● Esercizio 1: Trascrivi dal testo sui crateri lunari il passo che va da "Le anomalie comprendono" fino a "creare superfici piane." incluso.
● Esercizio 2: Secondo il testo sui crateri lunari, che forma dovrebbero avere numerosi crateri se gli impatti fossero obliqui?
● Esercizio 3: Prosegui il testo sui crateri lunari a partire dalla sua ultima riga.

● Brano riportato:
==================================================

Questa conclusione parve tanto chiara che virtualmente nessuno si soffermò a sufficienza per notare la litania di fatti riguardanti i crateri lunari che mettono in dubbio l'intera ipotesi. Una volta che si affermò il modello dell'impatto dallo spazio, gli astronomi e i geologi cercarono di replicare in forma sperimentale gli schemi davvero unici riguardanti la formazione dei crateri sulla Luna e in ogni altra parte nel sistema solare. In certe occasioni, la pubblicazione di notizie decretò i “successi” di tali esperimenti, ma ad un livello più fondamentale e scientifico, dove i modelli dettagliati dei crateri lunari richiedevano una conferma in forma sperimentale, gli esperimenti si rivelarono essere un totale fallimento. Le caratteristiche dei crateri che hanno origine dagli impatti ad alta velocità non corrispondono alle caratteristiche dei crateri lunari. Né corrispondono alle caratteristiche dei crateri la cui presenza osserviamo in tale abbondanza sulla superficie di Marte o sulle Lune di Giove e di Saturno e di tutti gli altri corpi rocciosi che sono presenti nel sistema solare. Questo fallimento da parte degli esperimenti condotti per testare l'ipotesi dell'impatto dallo spazio, comunque, non pare che sia stato fatto oggetto di alcuna pubblicazione di notizie.
Le anomalie comprendono [tanto per citarne solo alcune]:
• La rimarchevole circolarità di quasi tutti i crateri di tutte le forme. Impatti obliqui dovrebbero invece dar vita a numerosi crateri ovali;
• La mancanza di quel danno collaterale che ci si dovrebbe attendere se la circolarità del cratere fosse dovuta ad un'esplosione avvenuta in prossimità del terreno, come nel caso di una detonazione termonucleare;
• Le superfici dei crateri appaiono essere piane e disciolte invece di essere costituite da uno scavo a forma di piatto causato dall'esplosione dell'impatto. Gli impatti e le esplosioni ad alto contenuto energetico – comprese le bombe atomiche – non causano lo scioglimento di materiale che sia sufficiente per creare superfici piane.
• Molti crateri sono caraterizzati da pareti ripide piuttosto che presentarsi nella forma di un piatto di scarsa profondità, una conformazione che ci si aspetta dall'esplosione causata da un impatto supersonico;
• L'inaspettata formazione di terrazze sulle pareti dei crateri più grandi, con la presenza di superfici disciolte per alcune di queste terrazze;
• Un gran numero di crateri secondari concentrati sui bordi dei crateri più grandi;
• L'assenza di crateri più grandi che attraversano i crateri più piccoli;
• Catene intricate di piccoli crateri lungo il bordo di crateri più grandi;
• Un numero estremamente eccessivo di crateri accoppiati e di catene di crateri;
• Dispersione minimale quando un cratere si inserisce dentro un altro;
• Ripetute e altamente “improbabili” associazioni di crateri che sono contigue a buche e strette vallate incise in maniera pulita, dalle quali il materiale è semplicemente scomparso;
• Raggi di “ejecta” [particelle emesse durante la formazione di un cratere] tangenziali al bordo del cratere;
• Anelli concentrici.

==================================================

● Dati estratti:
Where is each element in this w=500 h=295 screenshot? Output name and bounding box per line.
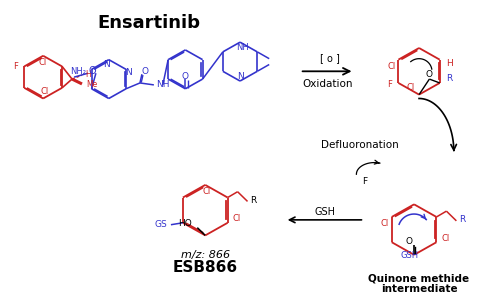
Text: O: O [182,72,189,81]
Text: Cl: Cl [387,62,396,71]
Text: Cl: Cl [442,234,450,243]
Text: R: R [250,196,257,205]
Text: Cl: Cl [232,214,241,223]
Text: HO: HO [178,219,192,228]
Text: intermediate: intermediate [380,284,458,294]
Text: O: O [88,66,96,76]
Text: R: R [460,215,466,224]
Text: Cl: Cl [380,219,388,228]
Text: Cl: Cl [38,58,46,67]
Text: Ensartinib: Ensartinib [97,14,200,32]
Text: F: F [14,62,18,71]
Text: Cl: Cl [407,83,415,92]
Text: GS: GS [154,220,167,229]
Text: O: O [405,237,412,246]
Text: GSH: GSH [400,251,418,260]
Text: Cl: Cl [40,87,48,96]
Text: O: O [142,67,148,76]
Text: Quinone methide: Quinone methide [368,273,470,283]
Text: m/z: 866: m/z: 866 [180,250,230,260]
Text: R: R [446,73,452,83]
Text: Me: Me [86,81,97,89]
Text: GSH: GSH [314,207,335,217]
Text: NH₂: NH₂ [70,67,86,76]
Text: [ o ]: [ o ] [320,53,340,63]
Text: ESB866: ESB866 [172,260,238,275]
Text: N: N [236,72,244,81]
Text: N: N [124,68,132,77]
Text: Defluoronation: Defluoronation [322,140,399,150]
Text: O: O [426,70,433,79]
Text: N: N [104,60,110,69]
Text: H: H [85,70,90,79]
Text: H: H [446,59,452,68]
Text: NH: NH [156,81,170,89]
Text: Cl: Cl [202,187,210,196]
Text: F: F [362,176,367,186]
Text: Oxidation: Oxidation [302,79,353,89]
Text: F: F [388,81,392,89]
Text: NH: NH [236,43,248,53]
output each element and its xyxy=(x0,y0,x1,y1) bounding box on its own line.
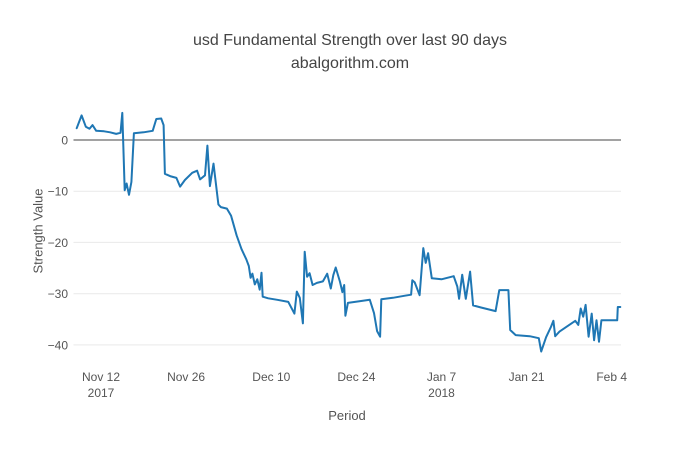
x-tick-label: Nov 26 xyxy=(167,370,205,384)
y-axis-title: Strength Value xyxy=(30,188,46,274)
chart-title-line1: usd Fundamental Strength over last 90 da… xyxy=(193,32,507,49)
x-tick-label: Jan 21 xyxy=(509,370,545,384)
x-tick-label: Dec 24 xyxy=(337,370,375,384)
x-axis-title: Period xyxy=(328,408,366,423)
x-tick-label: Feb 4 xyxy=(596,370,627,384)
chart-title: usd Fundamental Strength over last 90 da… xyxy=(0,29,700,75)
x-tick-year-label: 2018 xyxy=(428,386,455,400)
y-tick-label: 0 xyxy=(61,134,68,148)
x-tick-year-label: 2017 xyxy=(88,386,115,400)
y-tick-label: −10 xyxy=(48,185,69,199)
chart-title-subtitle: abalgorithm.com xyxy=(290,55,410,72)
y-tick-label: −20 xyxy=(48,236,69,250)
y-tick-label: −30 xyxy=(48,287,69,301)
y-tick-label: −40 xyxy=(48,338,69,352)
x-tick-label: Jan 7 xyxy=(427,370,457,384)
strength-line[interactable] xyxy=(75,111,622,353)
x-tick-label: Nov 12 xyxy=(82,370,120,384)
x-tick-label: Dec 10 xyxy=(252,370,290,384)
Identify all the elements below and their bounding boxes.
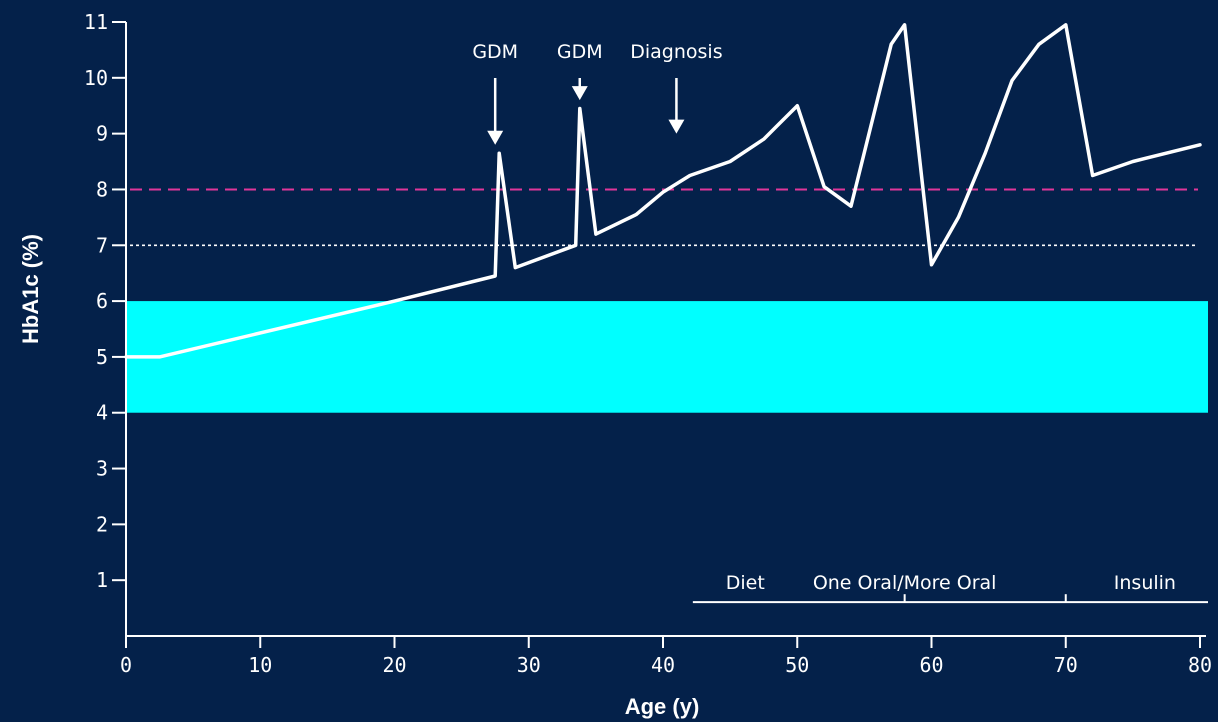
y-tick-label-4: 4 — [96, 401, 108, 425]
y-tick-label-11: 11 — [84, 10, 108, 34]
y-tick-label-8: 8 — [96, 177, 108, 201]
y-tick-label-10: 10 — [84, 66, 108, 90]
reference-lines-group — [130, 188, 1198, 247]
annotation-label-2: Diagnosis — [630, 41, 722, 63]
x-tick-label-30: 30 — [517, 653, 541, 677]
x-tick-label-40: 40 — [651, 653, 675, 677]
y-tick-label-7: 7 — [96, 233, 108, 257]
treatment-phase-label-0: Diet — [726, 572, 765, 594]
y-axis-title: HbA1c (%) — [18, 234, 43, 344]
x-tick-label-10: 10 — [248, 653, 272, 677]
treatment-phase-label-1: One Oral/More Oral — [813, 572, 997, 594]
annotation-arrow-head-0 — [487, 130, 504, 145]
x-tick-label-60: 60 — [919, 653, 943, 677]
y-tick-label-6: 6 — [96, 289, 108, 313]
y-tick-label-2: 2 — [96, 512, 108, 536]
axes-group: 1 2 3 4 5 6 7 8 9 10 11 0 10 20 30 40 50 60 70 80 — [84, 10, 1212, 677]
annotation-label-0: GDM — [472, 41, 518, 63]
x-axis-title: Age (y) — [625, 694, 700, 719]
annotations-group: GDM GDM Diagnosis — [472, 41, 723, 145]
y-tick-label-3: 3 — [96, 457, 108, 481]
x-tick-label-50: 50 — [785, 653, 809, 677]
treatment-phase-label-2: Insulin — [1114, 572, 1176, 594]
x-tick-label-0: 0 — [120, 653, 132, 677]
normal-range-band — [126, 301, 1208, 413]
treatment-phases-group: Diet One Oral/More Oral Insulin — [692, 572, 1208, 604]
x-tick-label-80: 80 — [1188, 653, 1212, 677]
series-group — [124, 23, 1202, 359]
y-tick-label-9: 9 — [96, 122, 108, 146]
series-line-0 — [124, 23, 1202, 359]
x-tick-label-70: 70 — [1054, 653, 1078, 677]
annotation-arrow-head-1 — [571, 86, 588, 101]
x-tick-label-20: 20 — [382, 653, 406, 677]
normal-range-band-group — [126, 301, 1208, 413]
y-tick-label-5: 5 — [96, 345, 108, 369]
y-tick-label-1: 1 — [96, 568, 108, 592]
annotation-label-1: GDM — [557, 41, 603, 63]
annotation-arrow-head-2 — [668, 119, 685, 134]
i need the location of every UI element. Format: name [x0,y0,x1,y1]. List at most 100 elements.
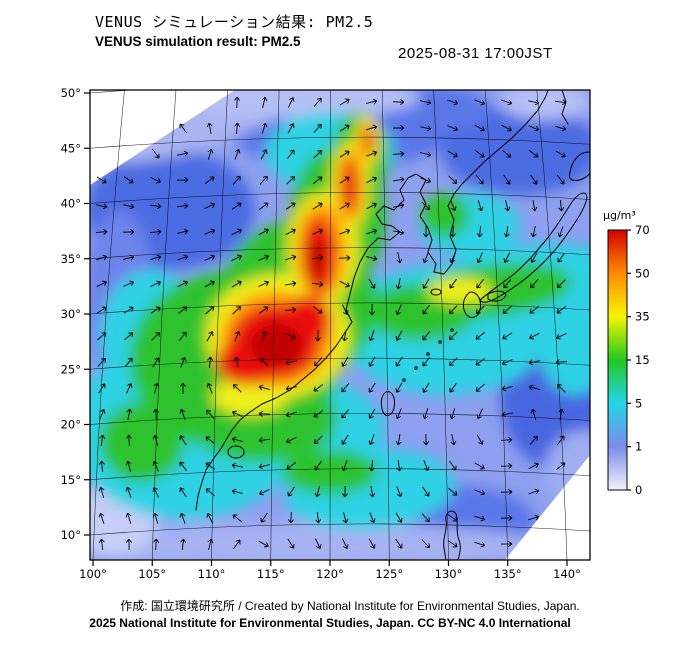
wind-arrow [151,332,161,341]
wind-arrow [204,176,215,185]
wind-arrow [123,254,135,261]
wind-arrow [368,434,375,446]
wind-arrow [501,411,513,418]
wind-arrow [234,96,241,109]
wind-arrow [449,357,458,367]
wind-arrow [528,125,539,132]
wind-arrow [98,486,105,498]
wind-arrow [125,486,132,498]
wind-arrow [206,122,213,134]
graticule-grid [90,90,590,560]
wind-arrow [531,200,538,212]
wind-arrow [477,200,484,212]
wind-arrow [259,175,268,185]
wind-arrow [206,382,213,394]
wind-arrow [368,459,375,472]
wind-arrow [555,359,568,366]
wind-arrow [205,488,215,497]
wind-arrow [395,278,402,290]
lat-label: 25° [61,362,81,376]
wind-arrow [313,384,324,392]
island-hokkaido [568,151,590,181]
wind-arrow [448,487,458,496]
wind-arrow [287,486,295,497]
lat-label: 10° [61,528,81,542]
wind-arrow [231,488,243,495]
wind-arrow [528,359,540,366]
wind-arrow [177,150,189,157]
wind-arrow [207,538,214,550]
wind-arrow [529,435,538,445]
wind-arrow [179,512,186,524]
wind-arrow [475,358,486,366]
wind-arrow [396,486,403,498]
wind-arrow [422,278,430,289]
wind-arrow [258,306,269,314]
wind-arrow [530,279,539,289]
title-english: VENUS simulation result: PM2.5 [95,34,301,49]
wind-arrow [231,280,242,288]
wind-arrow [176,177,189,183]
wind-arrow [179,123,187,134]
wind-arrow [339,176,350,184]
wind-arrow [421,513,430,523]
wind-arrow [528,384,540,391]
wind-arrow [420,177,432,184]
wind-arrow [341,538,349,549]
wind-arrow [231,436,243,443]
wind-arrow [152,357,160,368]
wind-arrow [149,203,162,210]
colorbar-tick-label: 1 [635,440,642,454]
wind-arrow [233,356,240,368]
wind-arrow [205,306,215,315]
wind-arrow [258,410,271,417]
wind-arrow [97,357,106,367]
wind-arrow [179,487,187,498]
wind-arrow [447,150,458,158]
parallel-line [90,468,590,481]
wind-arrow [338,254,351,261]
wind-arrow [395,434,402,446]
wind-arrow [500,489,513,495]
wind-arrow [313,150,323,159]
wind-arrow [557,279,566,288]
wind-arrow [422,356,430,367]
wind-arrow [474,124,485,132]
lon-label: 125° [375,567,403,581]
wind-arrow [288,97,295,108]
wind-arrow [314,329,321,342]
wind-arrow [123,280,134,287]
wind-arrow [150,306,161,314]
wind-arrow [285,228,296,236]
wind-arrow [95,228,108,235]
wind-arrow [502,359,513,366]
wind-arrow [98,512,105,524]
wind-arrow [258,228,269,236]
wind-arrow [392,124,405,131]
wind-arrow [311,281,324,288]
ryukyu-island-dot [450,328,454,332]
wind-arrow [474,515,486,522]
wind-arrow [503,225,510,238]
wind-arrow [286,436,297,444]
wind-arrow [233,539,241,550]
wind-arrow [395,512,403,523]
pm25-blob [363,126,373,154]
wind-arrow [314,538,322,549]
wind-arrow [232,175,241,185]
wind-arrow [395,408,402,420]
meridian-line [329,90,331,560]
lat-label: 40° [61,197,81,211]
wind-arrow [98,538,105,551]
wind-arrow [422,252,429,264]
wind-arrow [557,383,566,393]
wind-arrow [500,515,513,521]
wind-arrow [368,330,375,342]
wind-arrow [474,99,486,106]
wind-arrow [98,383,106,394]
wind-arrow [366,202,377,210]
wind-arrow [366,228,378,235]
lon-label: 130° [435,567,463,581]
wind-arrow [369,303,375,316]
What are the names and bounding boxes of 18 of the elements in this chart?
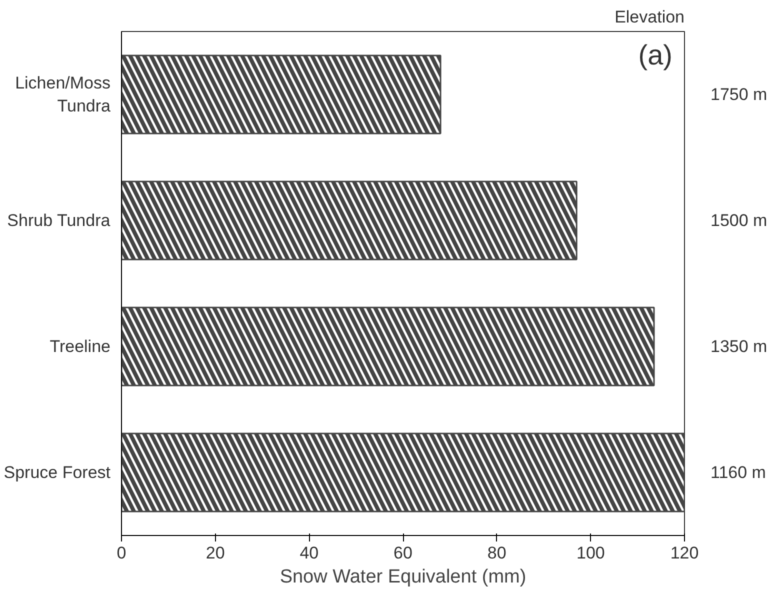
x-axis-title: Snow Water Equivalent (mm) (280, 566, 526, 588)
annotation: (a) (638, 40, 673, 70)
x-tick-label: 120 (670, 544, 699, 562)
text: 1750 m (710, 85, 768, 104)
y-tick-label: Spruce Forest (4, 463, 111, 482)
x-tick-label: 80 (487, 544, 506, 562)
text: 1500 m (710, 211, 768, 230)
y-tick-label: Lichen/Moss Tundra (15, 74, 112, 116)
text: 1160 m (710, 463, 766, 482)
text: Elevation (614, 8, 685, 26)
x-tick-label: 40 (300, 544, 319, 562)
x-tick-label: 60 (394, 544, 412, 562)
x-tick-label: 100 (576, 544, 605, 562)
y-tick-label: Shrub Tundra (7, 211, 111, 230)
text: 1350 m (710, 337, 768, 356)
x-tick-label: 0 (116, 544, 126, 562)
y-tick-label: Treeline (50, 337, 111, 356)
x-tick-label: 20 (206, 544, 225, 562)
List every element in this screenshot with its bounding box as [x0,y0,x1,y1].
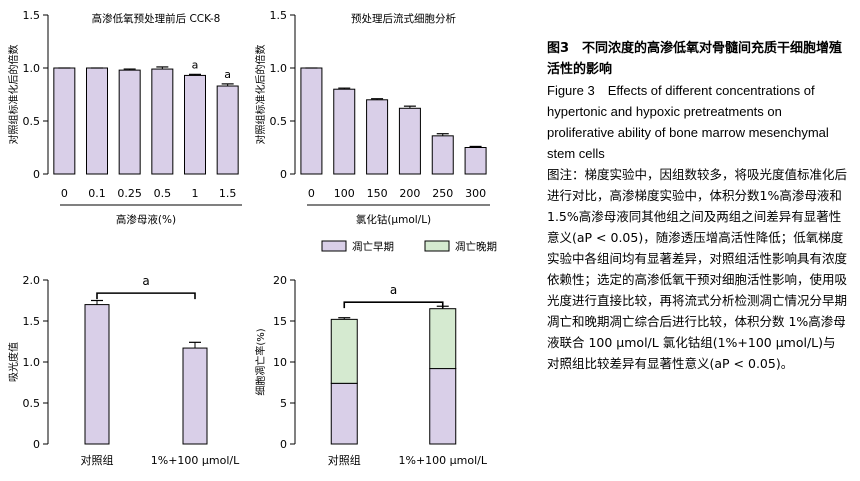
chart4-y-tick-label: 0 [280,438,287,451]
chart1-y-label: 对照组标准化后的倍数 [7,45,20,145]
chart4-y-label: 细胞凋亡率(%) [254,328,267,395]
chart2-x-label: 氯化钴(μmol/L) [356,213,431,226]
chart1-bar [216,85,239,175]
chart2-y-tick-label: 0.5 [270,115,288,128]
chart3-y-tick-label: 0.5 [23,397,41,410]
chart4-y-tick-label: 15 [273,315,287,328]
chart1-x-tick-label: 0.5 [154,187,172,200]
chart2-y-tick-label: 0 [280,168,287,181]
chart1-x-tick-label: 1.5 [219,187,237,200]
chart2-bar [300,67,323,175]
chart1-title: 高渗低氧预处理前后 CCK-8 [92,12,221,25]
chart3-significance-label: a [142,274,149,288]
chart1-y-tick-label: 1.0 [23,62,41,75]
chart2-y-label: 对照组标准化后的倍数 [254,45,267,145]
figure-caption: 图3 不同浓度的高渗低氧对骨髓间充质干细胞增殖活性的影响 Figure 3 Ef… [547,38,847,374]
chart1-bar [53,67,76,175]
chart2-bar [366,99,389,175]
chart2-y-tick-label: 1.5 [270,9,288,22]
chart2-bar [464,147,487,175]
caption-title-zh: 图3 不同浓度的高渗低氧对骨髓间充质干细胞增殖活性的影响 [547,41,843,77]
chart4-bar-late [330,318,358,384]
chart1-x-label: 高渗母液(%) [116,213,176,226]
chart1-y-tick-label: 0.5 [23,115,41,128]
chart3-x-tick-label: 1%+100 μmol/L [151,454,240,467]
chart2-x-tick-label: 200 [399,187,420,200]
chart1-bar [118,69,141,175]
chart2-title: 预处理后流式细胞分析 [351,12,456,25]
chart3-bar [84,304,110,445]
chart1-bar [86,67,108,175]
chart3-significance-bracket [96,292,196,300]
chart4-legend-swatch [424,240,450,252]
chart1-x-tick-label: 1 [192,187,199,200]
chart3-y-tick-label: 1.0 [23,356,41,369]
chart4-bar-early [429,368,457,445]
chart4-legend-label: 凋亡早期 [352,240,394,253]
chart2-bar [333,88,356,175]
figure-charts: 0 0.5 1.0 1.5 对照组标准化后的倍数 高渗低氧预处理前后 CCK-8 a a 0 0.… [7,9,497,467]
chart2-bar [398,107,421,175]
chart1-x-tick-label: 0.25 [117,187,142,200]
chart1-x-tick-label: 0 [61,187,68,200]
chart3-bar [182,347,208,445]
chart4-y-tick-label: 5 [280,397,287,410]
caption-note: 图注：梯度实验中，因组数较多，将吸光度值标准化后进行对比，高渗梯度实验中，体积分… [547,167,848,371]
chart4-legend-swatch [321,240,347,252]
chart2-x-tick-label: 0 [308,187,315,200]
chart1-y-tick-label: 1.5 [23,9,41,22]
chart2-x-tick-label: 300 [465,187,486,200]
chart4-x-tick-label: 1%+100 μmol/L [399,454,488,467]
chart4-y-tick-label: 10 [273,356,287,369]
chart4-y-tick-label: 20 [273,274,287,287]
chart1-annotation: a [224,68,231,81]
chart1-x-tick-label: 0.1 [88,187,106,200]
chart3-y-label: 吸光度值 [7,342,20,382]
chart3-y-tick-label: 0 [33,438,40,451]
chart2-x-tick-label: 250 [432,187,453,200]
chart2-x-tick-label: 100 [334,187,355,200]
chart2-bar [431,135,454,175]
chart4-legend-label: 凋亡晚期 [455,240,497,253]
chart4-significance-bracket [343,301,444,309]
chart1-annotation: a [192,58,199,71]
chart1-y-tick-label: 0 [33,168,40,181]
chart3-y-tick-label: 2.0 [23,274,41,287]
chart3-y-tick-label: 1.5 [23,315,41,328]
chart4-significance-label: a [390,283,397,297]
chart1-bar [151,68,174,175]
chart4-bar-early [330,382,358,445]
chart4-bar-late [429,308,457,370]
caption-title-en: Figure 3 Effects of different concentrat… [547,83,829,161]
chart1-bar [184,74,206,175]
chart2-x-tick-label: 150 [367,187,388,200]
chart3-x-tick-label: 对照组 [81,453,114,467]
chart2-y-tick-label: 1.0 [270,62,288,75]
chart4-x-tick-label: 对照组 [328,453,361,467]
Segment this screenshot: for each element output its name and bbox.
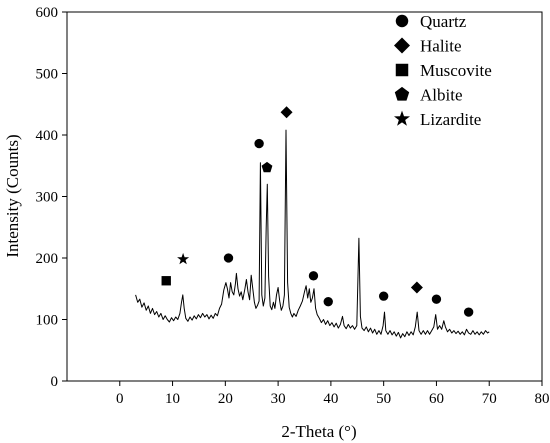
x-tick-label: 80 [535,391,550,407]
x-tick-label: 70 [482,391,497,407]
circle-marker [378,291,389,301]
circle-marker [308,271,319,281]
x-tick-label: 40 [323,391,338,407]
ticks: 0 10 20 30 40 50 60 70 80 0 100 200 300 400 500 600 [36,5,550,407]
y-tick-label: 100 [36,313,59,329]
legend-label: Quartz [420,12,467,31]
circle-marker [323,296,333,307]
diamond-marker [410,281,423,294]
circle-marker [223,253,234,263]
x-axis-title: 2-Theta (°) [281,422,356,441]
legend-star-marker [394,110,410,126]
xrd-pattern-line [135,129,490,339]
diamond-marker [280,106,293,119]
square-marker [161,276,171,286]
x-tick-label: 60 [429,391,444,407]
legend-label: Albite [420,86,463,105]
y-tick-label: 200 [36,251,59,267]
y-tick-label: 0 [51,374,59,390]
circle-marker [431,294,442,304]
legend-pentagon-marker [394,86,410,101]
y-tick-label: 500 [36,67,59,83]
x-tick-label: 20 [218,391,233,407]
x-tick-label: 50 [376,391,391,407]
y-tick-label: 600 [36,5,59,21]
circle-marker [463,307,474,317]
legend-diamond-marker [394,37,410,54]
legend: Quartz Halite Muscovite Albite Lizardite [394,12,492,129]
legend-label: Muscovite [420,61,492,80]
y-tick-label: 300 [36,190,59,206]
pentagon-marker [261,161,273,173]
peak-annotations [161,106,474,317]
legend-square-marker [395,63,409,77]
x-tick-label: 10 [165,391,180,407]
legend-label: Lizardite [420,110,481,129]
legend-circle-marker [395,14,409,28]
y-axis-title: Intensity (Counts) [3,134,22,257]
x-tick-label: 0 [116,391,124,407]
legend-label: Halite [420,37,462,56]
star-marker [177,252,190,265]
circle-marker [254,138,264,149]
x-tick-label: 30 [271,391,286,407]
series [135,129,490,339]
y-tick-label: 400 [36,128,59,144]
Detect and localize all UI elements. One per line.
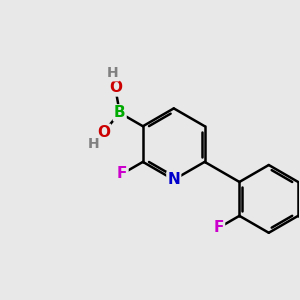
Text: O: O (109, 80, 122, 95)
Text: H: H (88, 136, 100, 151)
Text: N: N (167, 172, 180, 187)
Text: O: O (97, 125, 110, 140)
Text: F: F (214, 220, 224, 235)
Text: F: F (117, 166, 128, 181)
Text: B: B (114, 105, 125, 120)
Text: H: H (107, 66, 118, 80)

==================================================

● Risultato 1:
Le anomalie comprendono [tanto per citarne solo alcune]:
• La rimarchevole circolarità di quasi tutti i crateri di tutte le forme. Impatti obliqui dovrebbero invece dar vita a numerosi crateri ovali;
• La mancanza di quel danno collaterale che ci si dovrebbe attendere se la circolarità del cratere fosse dovuta ad un'esplosione avvenuta in prossimità del terreno, come nel caso di una detonazione termonucleare;
• Le superfici dei crateri appaiono essere piane e disciolte invece di essere costituite da uno scavo a forma di piatto causato dall'esplosione dell'impatto. Gli impatti e le esplosioni ad alto contenuto energetico – comprese le bombe atomiche – non causano lo scioglimento di materiale che sia sufficiente per creare superfici piane.

● Risultato 2: Dovrebbero avere una forma ovale.

● Risultato 3:
Invece di prendere in considerazione questi sfidanti, gli scienziati planetari hanno smesso di porsi le domande più importanti. Per la verità, devono ancora considerare un fatto di straordinaria importanza per il futuro della scienza planetaria: tutti i modelli riguardanti la formazione dei crateri primari nel sistema solare possono essere riprodotti attraverso lo scaricamento elettrico in laboratorio. Lo stesso non può dirsi di qualunque altro agente causale che è stato esplorato nel corso dell'era spaziale.
Il nostro vicino, Marte, il pianeta più studiato nel sistema solare [al di fuori della Terra] offre esempi quasi illimitati. La superficie di Marte rivela la prova evidente di quella che è una violenta cicatrice elettrica.
Lo stupendo abisso Valles Marineris si dispiega per più di 3000 miglia – l'equivalente di centinaia di Grand Canyon. Agli inizi degli anni 70, l'ingegnere Ralph Juergens ha ipotizzato che in un'età precedente descritta da un'elevata instabilità planetaria, gli archi elettrici fra corpi celesti carichi furono responsabili della creazione di molte delle caratteristiche che sono presenti su Marte. Nel 1974, Juergens scrisse a proposito del Valles Marineris:
“Quello che questa regione maggiormente ricorda è un'area percorsa da un potente arco elettrico che avanza in maniera non regolare lungo la superficie, scindendosi occasionalmente in due parti, e che si indebolisce di tanto in tanto, così che le sue tracce si restringono e degradano anche in linee di crateri disconnessi.”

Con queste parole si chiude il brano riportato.